>> Start

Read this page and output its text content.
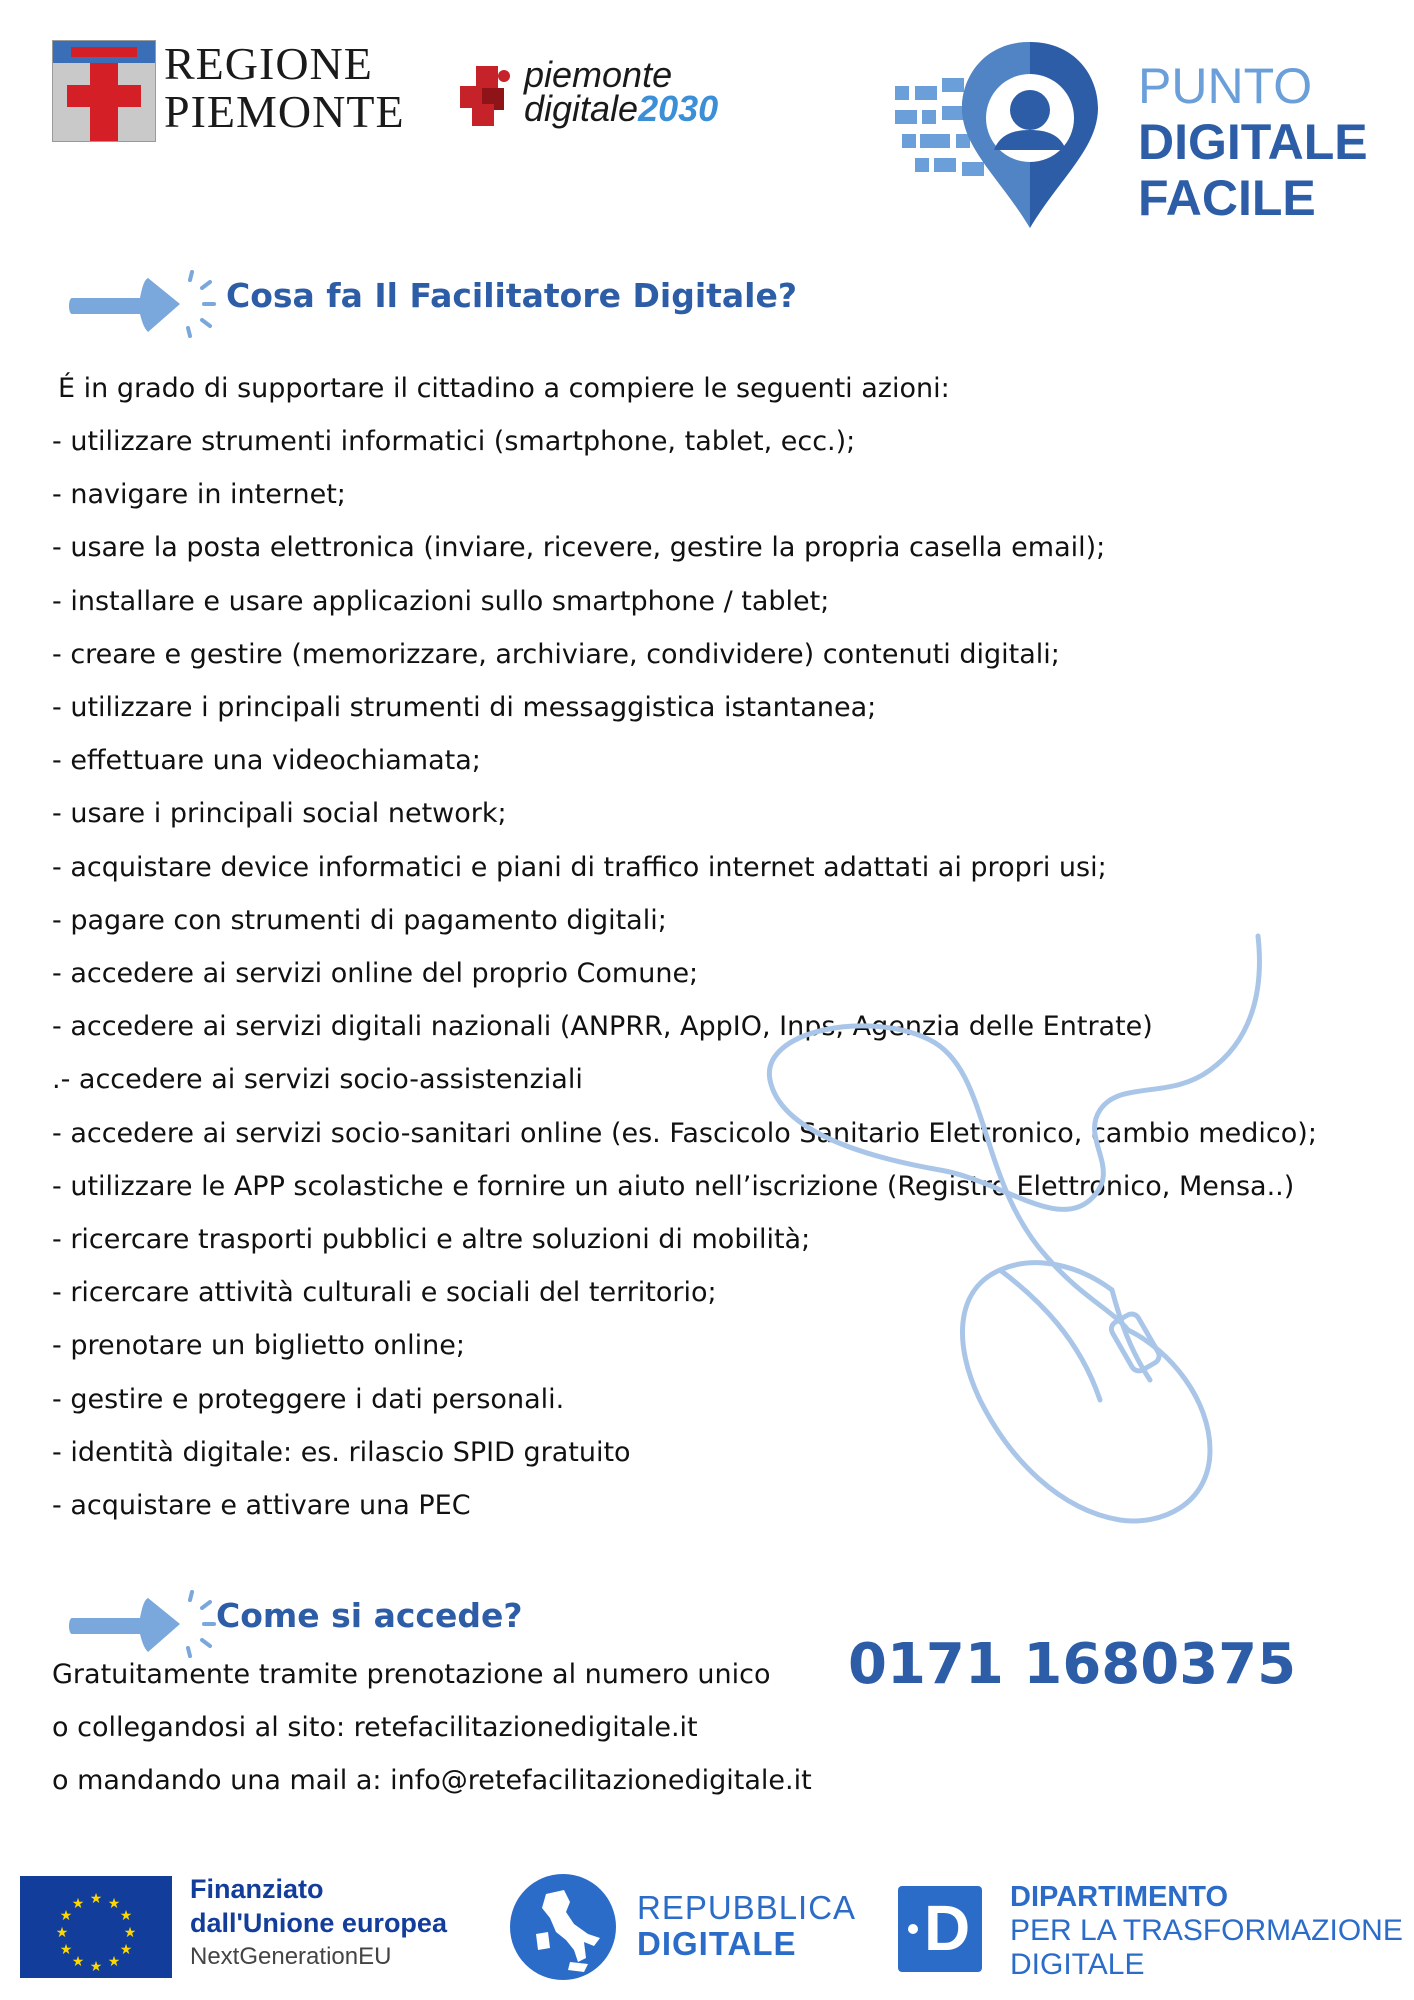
REGIONE
PIEMONTE
piemonte
digitale2030	PUNTO
DIGITALE
FACILE
Cosa fa Il Facilitatore Digitale?
É in grado di supportare il cittadino a compiere le seguenti azioni:
- utilizzare strumenti informatici (smartphone, tablet, ecc.);
- navigare in internet;
- usare la posta elettronica (inviare, ricevere, gestire la propria casella email);
- installare e usare applicazioni sullo smartphone / tablet;
- creare e gestire (memorizzare, archiviare, condividere) contenuti digitali;
- utilizzare i principali strumenti di messaggistica istantanea;
- effettuare una videochiamata;
- usare i principali social network;
- acquistare device informatici e piani di traffico internet adattati ai propri usi;
- pagare con strumenti di pagamento digitali;
- accedere ai servizi online del proprio Comune;
- accedere ai servizi digitali nazionali (ANPRR, AppIO, Inps, Agenzia delle Entrate)
.- accedere ai servizi socio-assistenziali
- accedere ai servizi socio-sanitari online (es. Fascicolo Sanitario Elettronico, cambio medico);
- utilizzare le APP scolastiche e fornire un aiuto nell’iscrizione (Registro Elettronico, Mensa..)
- ricercare trasporti pubblici e altre soluzioni di mobilità;
- ricercare attività culturali e sociali del territorio;
- prenotare un biglietto online;
- gestire e proteggere i dati personali.
- identità digitale: es. rilascio SPID gratuito
- acquistare e attivare una PEC
Come si accede?
Gratuitamente tramite prenotazione al numero unico
o collegandosi al sito: retefacilitazionedigitale.it
o mandando una mail a: info@retefacilitazionedigitale.it
0171 1680375
★ ★
★
★
★
★
★
★
★
★
★
★	Finanziato
dall'Unione europea
NextGenerationEU
REPUBBLICA
DIGITALE	D DIPARTIMENTO
PER LA TRASFORMAZIONE
DIGITALE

>> End

WHAT THE TASK REQUIRES: Look for the word "gestire" and return every line where it occurs.

ANSWER TO THIS TASK:
- usare la posta elettronica (inviare, ricevere, gestire la propria casella email);
- creare e gestire (memorizzare, archiviare, condividere) contenuti digitali;
- gestire e proteggere i dati personali.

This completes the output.